**RECORDED DATA**

◇ ◇ ◇ ◇ ◇ ◇ ◇

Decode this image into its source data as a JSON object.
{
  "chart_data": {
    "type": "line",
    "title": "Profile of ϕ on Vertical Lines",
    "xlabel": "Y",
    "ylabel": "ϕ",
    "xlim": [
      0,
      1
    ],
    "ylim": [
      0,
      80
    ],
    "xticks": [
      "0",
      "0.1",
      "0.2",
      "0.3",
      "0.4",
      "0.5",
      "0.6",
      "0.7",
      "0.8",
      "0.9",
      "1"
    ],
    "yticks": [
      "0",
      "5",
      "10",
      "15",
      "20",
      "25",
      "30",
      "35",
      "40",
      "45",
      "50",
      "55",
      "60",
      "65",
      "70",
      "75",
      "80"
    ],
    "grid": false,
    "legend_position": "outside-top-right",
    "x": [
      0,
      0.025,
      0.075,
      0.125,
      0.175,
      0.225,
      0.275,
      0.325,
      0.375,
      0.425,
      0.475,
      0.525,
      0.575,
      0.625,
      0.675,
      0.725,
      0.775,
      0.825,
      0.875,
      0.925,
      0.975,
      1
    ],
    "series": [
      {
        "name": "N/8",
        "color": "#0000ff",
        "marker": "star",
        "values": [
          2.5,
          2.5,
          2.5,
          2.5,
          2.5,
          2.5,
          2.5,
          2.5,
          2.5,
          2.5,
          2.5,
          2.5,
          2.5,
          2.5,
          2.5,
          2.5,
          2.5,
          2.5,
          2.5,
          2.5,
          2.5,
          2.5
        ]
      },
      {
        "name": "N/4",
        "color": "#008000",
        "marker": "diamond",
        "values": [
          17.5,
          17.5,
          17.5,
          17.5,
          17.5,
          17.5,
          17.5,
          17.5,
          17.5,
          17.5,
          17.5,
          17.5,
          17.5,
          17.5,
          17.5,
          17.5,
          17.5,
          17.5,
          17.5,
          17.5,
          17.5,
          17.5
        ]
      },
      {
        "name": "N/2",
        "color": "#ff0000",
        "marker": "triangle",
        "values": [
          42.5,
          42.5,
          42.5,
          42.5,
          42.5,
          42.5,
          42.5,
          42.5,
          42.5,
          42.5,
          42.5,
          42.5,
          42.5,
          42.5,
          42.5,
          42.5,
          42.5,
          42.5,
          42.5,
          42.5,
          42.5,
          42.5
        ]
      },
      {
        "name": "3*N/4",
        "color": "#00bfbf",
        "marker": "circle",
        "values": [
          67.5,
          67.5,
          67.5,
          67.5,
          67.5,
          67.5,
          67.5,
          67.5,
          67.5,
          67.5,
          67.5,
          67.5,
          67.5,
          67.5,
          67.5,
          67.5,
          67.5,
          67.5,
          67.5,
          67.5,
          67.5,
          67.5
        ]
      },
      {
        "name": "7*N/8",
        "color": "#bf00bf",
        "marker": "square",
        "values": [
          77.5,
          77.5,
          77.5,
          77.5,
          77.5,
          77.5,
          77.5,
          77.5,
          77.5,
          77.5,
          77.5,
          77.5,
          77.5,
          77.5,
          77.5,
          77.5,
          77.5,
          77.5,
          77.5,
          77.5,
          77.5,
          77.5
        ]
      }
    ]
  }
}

◇ ◇ ◇ ◇ ◇ ◇ ◇

**WHAT YOU SHOULD DO**
Copy out the material above in its entirety. Every detail must match.

**COMPLETE OUTPUT**
Decode this image into its source data as a JSON object.
{
  "chart_data": {
    "type": "line",
    "title": "Profile of ϕ on Vertical Lines",
    "xlabel": "Y",
    "ylabel": "ϕ",
    "xlim": [
      0,
      1
    ],
    "ylim": [
      0,
      80
    ],
    "xticks": [
      "0",
      "0.1",
      "0.2",
      "0.3",
      "0.4",
      "0.5",
      "0.6",
      "0.7",
      "0.8",
      "0.9",
      "1"
    ],
    "yticks": [
      "0",
      "5",
      "10",
      "15",
      "20",
      "25",
      "30",
      "35",
      "40",
      "45",
      "50",
      "55",
      "60",
      "65",
      "70",
      "75",
      "80"
    ],
    "grid": false,
    "legend_position": "outside-top-right",
    "x": [
      0,
      0.025,
      0.075,
      0.125,
      0.175,
      0.225,
      0.275,
      0.325,
      0.375,
      0.425,
      0.475,
      0.525,
      0.575,
      0.625,
      0.675,
      0.725,
      0.775,
      0.825,
      0.875,
      0.925,
      0.975,
      1
    ],
    "series": [
      {
        "name": "N/8",
        "color": "#0000ff",
        "marker": "star",
        "values": [
          2.5,
          2.5,
          2.5,
          2.5,
          2.5,
          2.5,
          2.5,
          2.5,
          2.5,
          2.5,
          2.5,
          2.5,
          2.5,
          2.5,
          2.5,
          2.5,
          2.5,
          2.5,
          2.5,
          2.5,
          2.5,
          2.5
        ]
      },
      {
        "name": "N/4",
        "color": "#008000",
        "marker": "diamond",
        "values": [
          17.5,
          17.5,
          17.5,
          17.5,
          17.5,
          17.5,
          17.5,
          17.5,
          17.5,
          17.5,
          17.5,
          17.5,
          17.5,
          17.5,
          17.5,
          17.5,
          17.5,
          17.5,
          17.5,
          17.5,
          17.5,
          17.5
        ]
      },
      {
        "name": "N/2",
        "color": "#ff0000",
        "marker": "triangle",
        "values": [
          42.5,
          42.5,
          42.5,
          42.5,
          42.5,
          42.5,
          42.5,
          42.5,
          42.5,
          42.5,
          42.5,
          42.5,
          42.5,
          42.5,
          42.5,
          42.5,
          42.5,
          42.5,
          42.5,
          42.5,
          42.5,
          42.5
        ]
      },
      {
        "name": "3*N/4",
        "color": "#00bfbf",
        "marker": "circle",
        "values": [
          67.5,
          67.5,
          67.5,
          67.5,
          67.5,
          67.5,
          67.5,
          67.5,
          67.5,
          67.5,
          67.5,
          67.5,
          67.5,
          67.5,
          67.5,
          67.5,
          67.5,
          67.5,
          67.5,
          67.5,
          67.5,
          67.5
        ]
      },
      {
        "name": "7*N/8",
        "color": "#bf00bf",
        "marker": "square",
        "values": [
          77.5,
          77.5,
          77.5,
          77.5,
          77.5,
          77.5,
          77.5,
          77.5,
          77.5,
          77.5,
          77.5,
          77.5,
          77.5,
          77.5,
          77.5,
          77.5,
          77.5,
          77.5,
          77.5,
          77.5,
          77.5,
          77.5
        ]
      }
    ]
  }
}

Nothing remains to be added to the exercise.